Entries with figure data:
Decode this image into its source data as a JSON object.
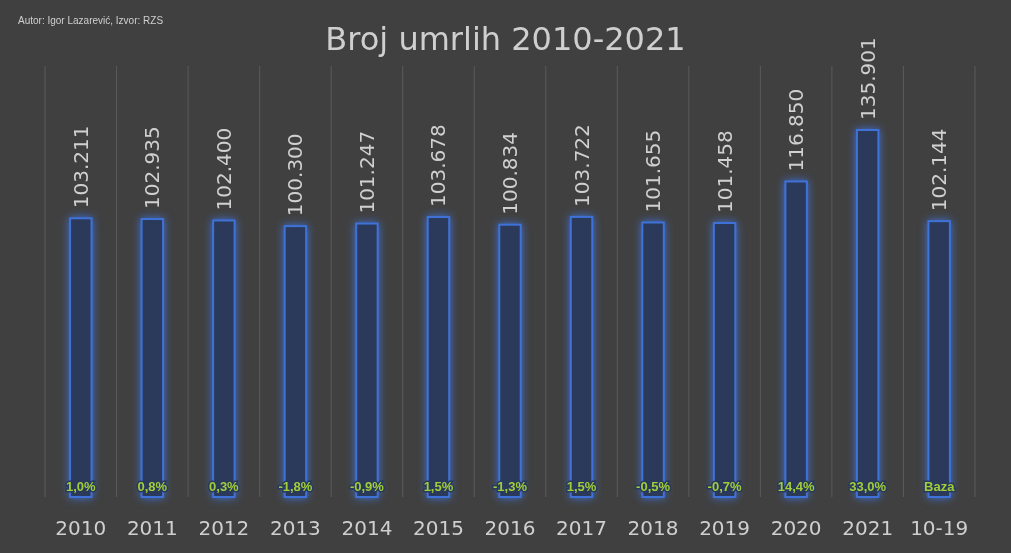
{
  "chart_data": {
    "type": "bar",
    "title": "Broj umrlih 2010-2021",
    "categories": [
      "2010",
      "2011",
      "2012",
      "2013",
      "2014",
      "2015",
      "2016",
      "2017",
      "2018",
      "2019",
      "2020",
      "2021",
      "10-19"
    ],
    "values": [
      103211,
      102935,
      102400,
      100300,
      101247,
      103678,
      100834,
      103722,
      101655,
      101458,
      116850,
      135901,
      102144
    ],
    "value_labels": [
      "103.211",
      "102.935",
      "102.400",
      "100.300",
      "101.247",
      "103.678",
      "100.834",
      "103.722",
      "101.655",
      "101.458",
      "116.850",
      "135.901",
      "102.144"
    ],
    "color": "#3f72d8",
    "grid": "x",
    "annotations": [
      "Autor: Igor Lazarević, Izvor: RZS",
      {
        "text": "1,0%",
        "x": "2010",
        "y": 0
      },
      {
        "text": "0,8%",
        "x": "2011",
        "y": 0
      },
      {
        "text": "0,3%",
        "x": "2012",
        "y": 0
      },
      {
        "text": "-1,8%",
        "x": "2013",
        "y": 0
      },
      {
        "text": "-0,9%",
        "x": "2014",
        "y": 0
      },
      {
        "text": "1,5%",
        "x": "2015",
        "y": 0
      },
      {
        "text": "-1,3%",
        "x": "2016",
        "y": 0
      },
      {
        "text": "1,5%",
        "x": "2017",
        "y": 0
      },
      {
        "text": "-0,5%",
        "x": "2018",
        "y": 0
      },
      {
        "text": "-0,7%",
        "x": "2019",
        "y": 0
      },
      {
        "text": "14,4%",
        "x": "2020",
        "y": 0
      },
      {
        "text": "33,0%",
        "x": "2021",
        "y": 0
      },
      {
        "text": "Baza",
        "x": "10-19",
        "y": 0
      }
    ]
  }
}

— WHAT IS EXPECTED —
Transcribe every line in the entries above, taking out only the images.

— SOLUTION —
Decode this image into its source data as a JSON object.
{
  "chart_data": {
    "type": "bar",
    "title": "Broj umrlih 2010-2021",
    "categories": [
      "2010",
      "2011",
      "2012",
      "2013",
      "2014",
      "2015",
      "2016",
      "2017",
      "2018",
      "2019",
      "2020",
      "2021",
      "10-19"
    ],
    "values": [
      103211,
      102935,
      102400,
      100300,
      101247,
      103678,
      100834,
      103722,
      101655,
      101458,
      116850,
      135901,
      102144
    ],
    "value_labels": [
      "103.211",
      "102.935",
      "102.400",
      "100.300",
      "101.247",
      "103.678",
      "100.834",
      "103.722",
      "101.655",
      "101.458",
      "116.850",
      "135.901",
      "102.144"
    ],
    "color": "#3f72d8",
    "grid": "x",
    "annotations": [
      "Autor: Igor Lazarević, Izvor: RZS",
      {
        "text": "1,0%",
        "x": "2010",
        "y": 0
      },
      {
        "text": "0,8%",
        "x": "2011",
        "y": 0
      },
      {
        "text": "0,3%",
        "x": "2012",
        "y": 0
      },
      {
        "text": "-1,8%",
        "x": "2013",
        "y": 0
      },
      {
        "text": "-0,9%",
        "x": "2014",
        "y": 0
      },
      {
        "text": "1,5%",
        "x": "2015",
        "y": 0
      },
      {
        "text": "-1,3%",
        "x": "2016",
        "y": 0
      },
      {
        "text": "1,5%",
        "x": "2017",
        "y": 0
      },
      {
        "text": "-0,5%",
        "x": "2018",
        "y": 0
      },
      {
        "text": "-0,7%",
        "x": "2019",
        "y": 0
      },
      {
        "text": "14,4%",
        "x": "2020",
        "y": 0
      },
      {
        "text": "33,0%",
        "x": "2021",
        "y": 0
      },
      {
        "text": "Baza",
        "x": "10-19",
        "y": 0
      }
    ]
  }
}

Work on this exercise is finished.